Find every line in the material below that contains the string "highlight" and copy each one.

---- Data section

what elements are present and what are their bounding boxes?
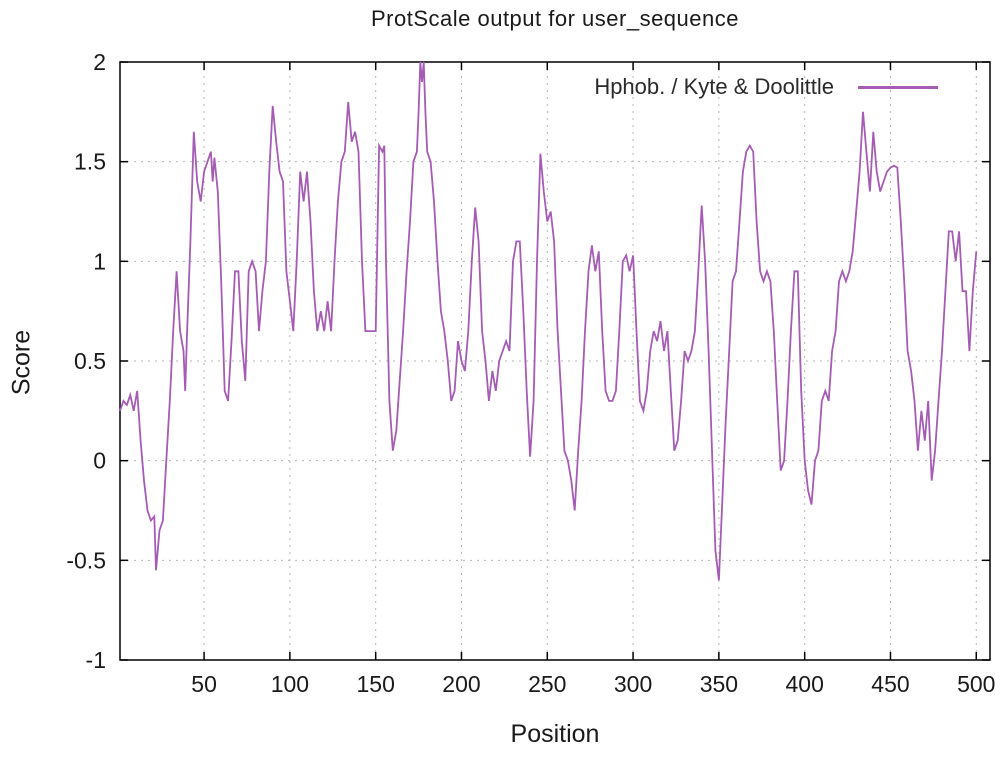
legend-series-label: Hphob. / Kyte & Doolittle — [594, 74, 834, 99]
x-tick-label: 200 — [442, 671, 480, 697]
x-tick-label: 50 — [191, 671, 217, 697]
x-tick-label: 300 — [614, 671, 652, 697]
legend-line-sample — [858, 85, 938, 89]
x-tick-label: 350 — [700, 671, 738, 697]
y-tick-label: 1 — [93, 248, 106, 274]
y-tick-label: 1.5 — [74, 149, 106, 175]
y-tick-label: 2 — [93, 49, 106, 75]
x-tick-label: 100 — [271, 671, 309, 697]
chart-title: ProtScale output for user_sequence — [370, 6, 739, 31]
x-tick-label: 250 — [528, 671, 566, 697]
y-tick-label: -0.5 — [66, 547, 106, 573]
y-tick-label: 0.5 — [74, 348, 106, 374]
x-tick-label: 150 — [356, 671, 394, 697]
y-tick-label: -1 — [86, 647, 106, 673]
x-tick-label: 400 — [785, 671, 823, 697]
series-line-hphob-kyte-doolittle — [119, 61, 978, 581]
legend: Hphob. / Kyte & Doolittle — [594, 74, 938, 100]
x-tick-label: 450 — [871, 671, 909, 697]
y-tick-label: 0 — [93, 448, 106, 474]
x-tick-label: 500 — [957, 671, 995, 697]
x-axis-label: Position — [510, 720, 600, 748]
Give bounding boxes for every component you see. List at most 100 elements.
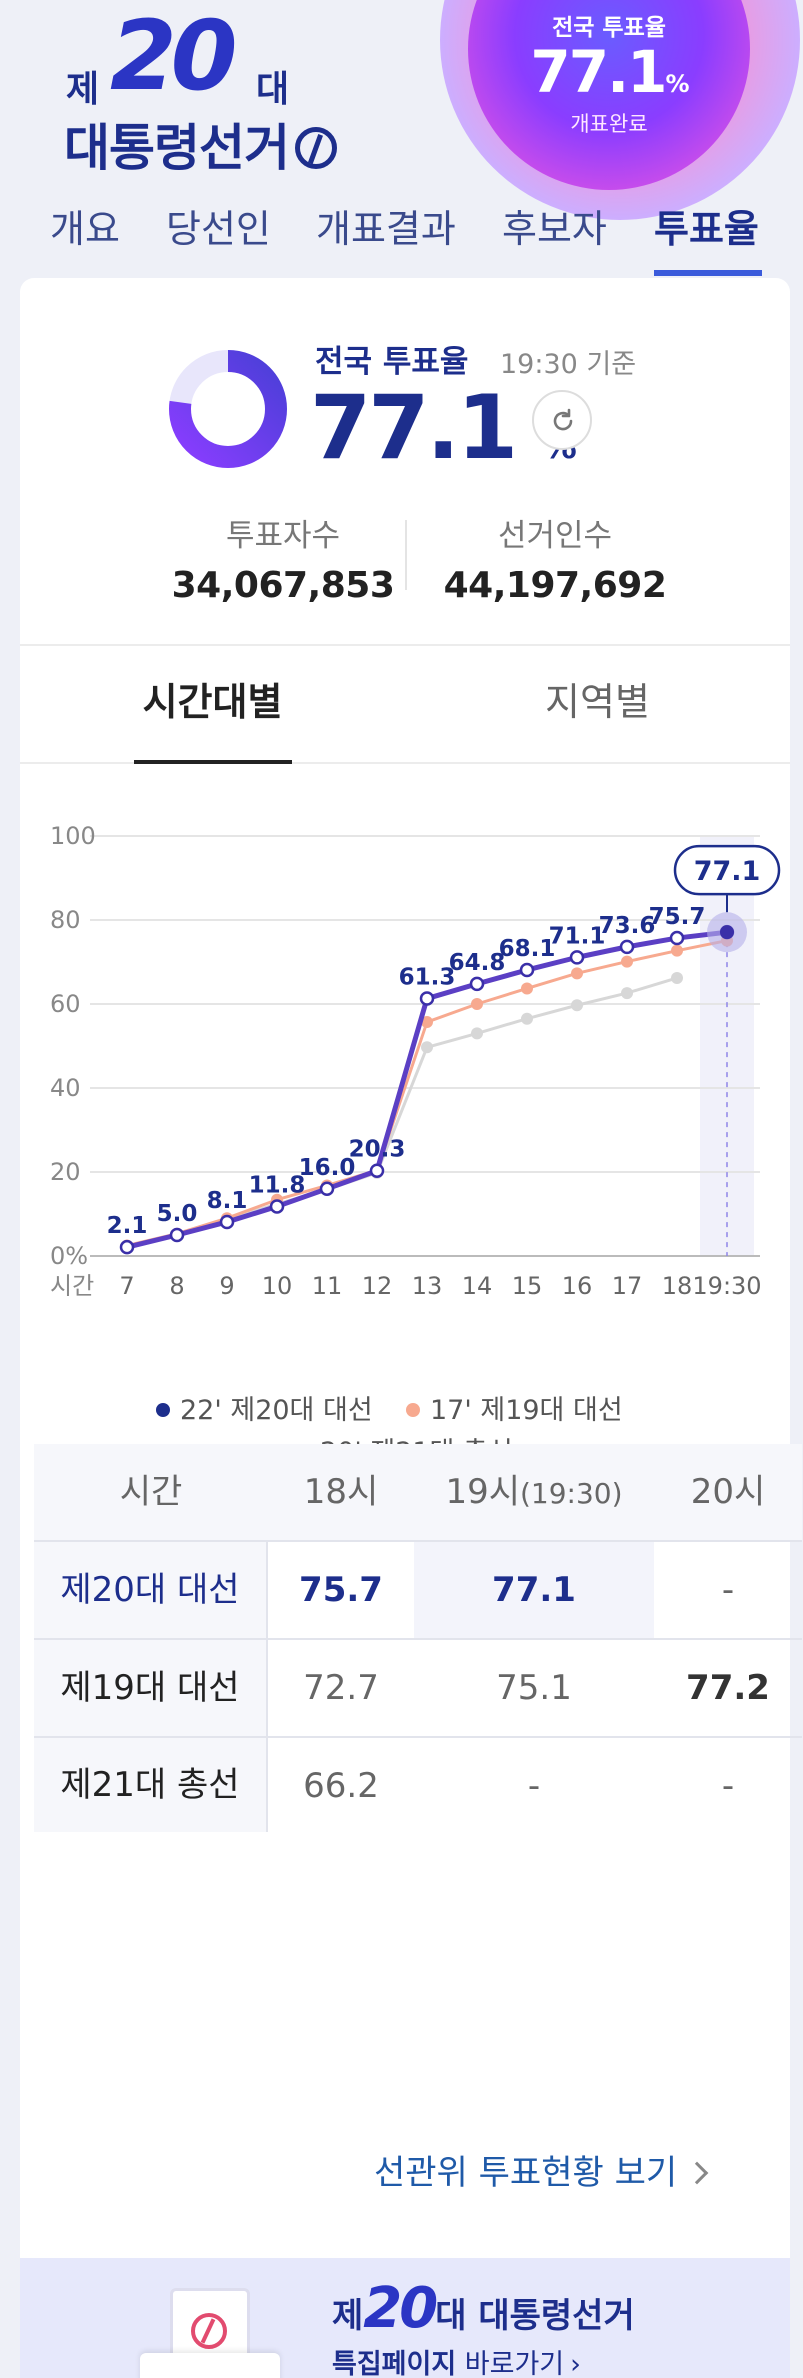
- series-2-point: [571, 999, 583, 1012]
- legend-item-20th: 22' 제20대 대선: [156, 1388, 373, 1427]
- series-1-point: [471, 998, 483, 1010]
- data-label: 75.7: [649, 904, 706, 930]
- series-0-point: [519, 962, 535, 978]
- series-0-point: [469, 976, 485, 992]
- banner-title: 제20대 대통령선거: [332, 2276, 635, 2341]
- logo-subtitle-text: 대통령선거: [64, 119, 290, 177]
- x-tick-label: 19:30: [692, 1272, 761, 1300]
- legend-label-19th: 17' 제19대 대선: [430, 1395, 623, 1426]
- tab-by-time[interactable]: 시간대별: [142, 680, 283, 724]
- table-header-19-sub: (19:30): [520, 1477, 623, 1510]
- series-0-point: [369, 1163, 385, 1178]
- turnout-table: 시간 18시 19시(19:30) 20시 제20대 대선 75.7 77.1 …: [34, 1444, 802, 1832]
- x-tick-label: 18: [662, 1272, 693, 1300]
- summary-label: 전국 투표율: [315, 344, 469, 380]
- series-0-point: [319, 1181, 335, 1197]
- tab-by-region[interactable]: 지역별: [545, 680, 650, 724]
- turnout-summary: 전국 투표율 19:30 기준 77.1 % 투표자수 34,067,853 선…: [20, 278, 790, 644]
- election-logo[interactable]: 제 20 대 대통령선거: [60, 0, 380, 177]
- series-0-point: [269, 1199, 285, 1214]
- data-label: 68.1: [499, 936, 556, 962]
- series-1-point: [571, 967, 583, 980]
- y-tick-label: 20: [50, 1158, 81, 1186]
- x-tick-label: 14: [462, 1272, 493, 1300]
- data-label: 2.1: [107, 1213, 148, 1239]
- logo-subtitle: 대통령선거: [64, 108, 337, 180]
- data-label: 5.0: [157, 1201, 198, 1227]
- chevron-right-icon: [685, 2161, 709, 2185]
- series-0-point: [669, 930, 685, 946]
- nav-overview[interactable]: 개요: [50, 207, 120, 251]
- nav-winner[interactable]: 당선인: [166, 207, 271, 251]
- electorate-label: 선거인수: [497, 518, 613, 554]
- legend-item-19th: 17' 제19대 대선: [406, 1388, 623, 1427]
- series-1-point: [521, 982, 533, 995]
- series-0-point: [169, 1227, 185, 1243]
- logo-je: 제: [66, 69, 100, 110]
- summary-number: 77.1: [310, 376, 518, 479]
- legend-dot-20th: [156, 1402, 170, 1417]
- highlight-point: [720, 925, 734, 940]
- voters-stat: 투표자수 34,067,853: [158, 510, 408, 606]
- series-1-point: [621, 955, 633, 968]
- x-tick-label: 16: [562, 1272, 593, 1300]
- series-2-point: [671, 971, 683, 984]
- nec-link-label: 선관위 투표현황 보기: [374, 2153, 678, 2193]
- logo-number: 20: [110, 0, 238, 112]
- x-tick-label: 10: [262, 1272, 293, 1300]
- ballot-stamp-icon: [191, 2313, 227, 2349]
- stat-divider: [405, 520, 407, 590]
- y-tick-label: 40: [50, 1074, 81, 1102]
- table-header-19-main: 19시: [445, 1472, 520, 1512]
- banner-subtitle-rest: 바로가기: [456, 2349, 565, 2378]
- table-cell: 72.7: [303, 1668, 379, 1708]
- badge-unit: %: [665, 70, 690, 98]
- series-0-point: [119, 1239, 135, 1255]
- series-1-point: [421, 1016, 433, 1029]
- tab-active-indicator: [134, 760, 292, 764]
- x-tick-label: 7: [119, 1272, 134, 1300]
- y-tick-label: 0%: [50, 1242, 88, 1270]
- series-0-point: [419, 991, 435, 1006]
- table-divider: [34, 1540, 802, 1542]
- legend-label-20th: 22' 제20대 대선: [180, 1395, 373, 1426]
- x-tick-label: 15: [512, 1272, 543, 1300]
- highlight-bubble: [673, 844, 781, 896]
- x-tick-label: 11: [312, 1272, 343, 1300]
- electorate-stat: 선거인수 44,197,692: [430, 510, 680, 606]
- ballot-box-icon: [140, 2353, 280, 2378]
- refresh-icon: [553, 408, 573, 431]
- refresh-button[interactable]: [532, 390, 592, 450]
- nav-results[interactable]: 개표결과: [316, 207, 456, 251]
- turnout-donut-chart: [169, 350, 287, 468]
- turnout-card: 전국 투표율 19:30 기준 77.1 % 투표자수 34,067,853 선…: [20, 278, 790, 2378]
- series-2-point: [421, 1041, 433, 1054]
- banner-title-je: 제: [332, 2296, 364, 2336]
- summary-time: 19:30 기준: [500, 349, 637, 380]
- table-header-time: 시간: [34, 1444, 268, 1540]
- data-label: 20.3: [349, 1137, 406, 1163]
- special-page-banner[interactable]: 제20대 대통령선거 특집페이지 바로가기 ›: [20, 2258, 790, 2378]
- series-1-point: [671, 944, 683, 957]
- logo-dae: 대: [256, 69, 290, 110]
- nec-turnout-link[interactable]: 선관위 투표현황 보기: [374, 2145, 709, 2194]
- legend-dot-19th: [406, 1402, 420, 1417]
- data-label: 64.8: [449, 950, 506, 976]
- table-cell: -: [527, 1766, 541, 1806]
- table-row-label-19th: 제19대 대선: [34, 1640, 268, 1736]
- series-2-point: [621, 987, 633, 1000]
- badge-status: 개표완료: [570, 112, 648, 136]
- donut-arc: [169, 350, 287, 468]
- nav-turnout[interactable]: 투표율: [654, 207, 759, 251]
- data-label: 16.0: [299, 1155, 356, 1181]
- top-nav: 개요 당선인 개표결과 후보자 투표율: [0, 190, 803, 280]
- nav-candidates[interactable]: 후보자: [502, 207, 607, 251]
- y-tick-label: 60: [50, 990, 81, 1018]
- table-row-label-20th: 제20대 대선: [34, 1542, 268, 1638]
- series-0-point: [569, 950, 585, 965]
- data-label: 61.3: [399, 965, 456, 991]
- banner-title-number: 20: [363, 2276, 438, 2341]
- banner-subtitle-bold: 특집페이지: [332, 2349, 457, 2378]
- x-axis-label: 시간: [50, 1272, 94, 1300]
- table-cell: 66.2: [303, 1766, 379, 1806]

--------

▶ _Answer to the problem_
- highlight-point: [720, 925, 734, 940]
- highlight-bubble: [673, 844, 781, 896]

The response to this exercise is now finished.